Short problem:
Write out each line from the data below that includes the word "appearance".

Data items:
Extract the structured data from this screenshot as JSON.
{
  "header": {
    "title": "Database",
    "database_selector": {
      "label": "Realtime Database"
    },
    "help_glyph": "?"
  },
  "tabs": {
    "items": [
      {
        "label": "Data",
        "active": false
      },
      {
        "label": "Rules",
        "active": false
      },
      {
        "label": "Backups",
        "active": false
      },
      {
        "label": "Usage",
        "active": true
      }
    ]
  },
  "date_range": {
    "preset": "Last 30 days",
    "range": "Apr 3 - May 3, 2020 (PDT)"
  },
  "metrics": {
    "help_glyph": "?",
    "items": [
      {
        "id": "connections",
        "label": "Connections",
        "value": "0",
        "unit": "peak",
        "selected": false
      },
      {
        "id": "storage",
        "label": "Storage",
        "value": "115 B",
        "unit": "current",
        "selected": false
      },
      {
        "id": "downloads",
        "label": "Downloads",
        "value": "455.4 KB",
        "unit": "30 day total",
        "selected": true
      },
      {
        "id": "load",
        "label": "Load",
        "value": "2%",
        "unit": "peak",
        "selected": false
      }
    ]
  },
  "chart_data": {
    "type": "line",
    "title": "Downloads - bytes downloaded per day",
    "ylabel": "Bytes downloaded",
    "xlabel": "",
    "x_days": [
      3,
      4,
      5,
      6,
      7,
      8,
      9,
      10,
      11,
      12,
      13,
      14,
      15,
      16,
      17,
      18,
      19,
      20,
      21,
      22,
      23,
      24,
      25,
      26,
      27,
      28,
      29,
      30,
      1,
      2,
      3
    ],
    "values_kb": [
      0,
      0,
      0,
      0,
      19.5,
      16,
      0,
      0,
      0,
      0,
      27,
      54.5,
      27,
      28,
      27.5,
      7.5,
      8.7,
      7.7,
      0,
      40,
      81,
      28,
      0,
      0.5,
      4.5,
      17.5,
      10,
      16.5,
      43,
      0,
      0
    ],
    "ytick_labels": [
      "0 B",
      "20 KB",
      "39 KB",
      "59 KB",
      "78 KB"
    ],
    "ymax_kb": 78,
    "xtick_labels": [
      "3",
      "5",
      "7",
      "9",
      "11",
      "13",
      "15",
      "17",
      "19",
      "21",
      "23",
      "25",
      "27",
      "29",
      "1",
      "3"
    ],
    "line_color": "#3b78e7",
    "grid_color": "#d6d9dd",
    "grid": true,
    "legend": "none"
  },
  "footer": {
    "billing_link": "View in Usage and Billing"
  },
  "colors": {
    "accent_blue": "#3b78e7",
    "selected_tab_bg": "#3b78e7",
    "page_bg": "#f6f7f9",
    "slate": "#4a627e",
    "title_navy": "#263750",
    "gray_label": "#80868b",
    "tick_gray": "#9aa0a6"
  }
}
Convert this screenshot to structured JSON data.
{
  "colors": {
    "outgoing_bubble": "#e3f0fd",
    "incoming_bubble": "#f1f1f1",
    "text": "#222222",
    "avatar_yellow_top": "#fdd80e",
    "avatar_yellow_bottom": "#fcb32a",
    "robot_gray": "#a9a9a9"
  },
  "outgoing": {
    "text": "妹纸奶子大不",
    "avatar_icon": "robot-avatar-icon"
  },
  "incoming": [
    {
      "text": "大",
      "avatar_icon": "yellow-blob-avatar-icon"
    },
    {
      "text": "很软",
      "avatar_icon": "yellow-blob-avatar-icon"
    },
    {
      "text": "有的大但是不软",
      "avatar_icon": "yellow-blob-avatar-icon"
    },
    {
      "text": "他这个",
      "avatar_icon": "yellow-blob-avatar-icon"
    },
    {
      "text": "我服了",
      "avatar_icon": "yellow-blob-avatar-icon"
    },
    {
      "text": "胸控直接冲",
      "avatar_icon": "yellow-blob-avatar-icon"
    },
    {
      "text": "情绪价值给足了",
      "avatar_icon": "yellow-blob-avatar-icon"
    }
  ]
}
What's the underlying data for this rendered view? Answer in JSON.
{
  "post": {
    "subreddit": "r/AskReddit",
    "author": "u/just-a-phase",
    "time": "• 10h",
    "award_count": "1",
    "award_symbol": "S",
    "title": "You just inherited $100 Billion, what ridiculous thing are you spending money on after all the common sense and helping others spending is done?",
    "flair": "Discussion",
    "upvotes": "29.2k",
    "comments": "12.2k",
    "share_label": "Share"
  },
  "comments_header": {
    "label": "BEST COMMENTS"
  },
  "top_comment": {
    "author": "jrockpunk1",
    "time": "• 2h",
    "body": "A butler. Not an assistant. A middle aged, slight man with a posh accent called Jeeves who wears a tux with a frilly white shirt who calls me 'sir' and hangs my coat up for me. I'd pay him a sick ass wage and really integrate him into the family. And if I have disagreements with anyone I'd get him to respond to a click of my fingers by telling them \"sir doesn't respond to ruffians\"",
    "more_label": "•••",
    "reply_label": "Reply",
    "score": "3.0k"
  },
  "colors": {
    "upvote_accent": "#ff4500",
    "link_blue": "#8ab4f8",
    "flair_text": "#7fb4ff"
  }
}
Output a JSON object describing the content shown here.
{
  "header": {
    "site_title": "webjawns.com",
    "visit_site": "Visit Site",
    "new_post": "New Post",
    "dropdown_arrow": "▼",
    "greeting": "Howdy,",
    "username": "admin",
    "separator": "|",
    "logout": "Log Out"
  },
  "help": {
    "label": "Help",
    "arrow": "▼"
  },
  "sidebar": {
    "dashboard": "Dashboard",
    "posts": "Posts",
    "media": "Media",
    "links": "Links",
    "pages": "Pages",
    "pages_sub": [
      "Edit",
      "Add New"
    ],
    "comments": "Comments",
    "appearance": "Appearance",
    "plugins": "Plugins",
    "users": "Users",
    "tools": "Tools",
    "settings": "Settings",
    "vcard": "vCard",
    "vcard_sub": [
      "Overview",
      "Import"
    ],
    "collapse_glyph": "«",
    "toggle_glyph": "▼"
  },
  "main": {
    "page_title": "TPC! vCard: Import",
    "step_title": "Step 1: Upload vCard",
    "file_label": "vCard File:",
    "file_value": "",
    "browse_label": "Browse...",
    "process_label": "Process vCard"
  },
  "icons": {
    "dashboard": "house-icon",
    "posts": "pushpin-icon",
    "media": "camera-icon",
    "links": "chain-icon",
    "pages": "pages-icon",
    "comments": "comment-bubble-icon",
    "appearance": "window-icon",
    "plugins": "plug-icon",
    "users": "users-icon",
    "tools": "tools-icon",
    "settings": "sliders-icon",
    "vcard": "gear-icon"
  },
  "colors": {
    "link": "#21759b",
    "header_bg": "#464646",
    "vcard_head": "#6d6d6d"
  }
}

Response below:
    "appearance": "Appearance",
    "appearance": "window-icon",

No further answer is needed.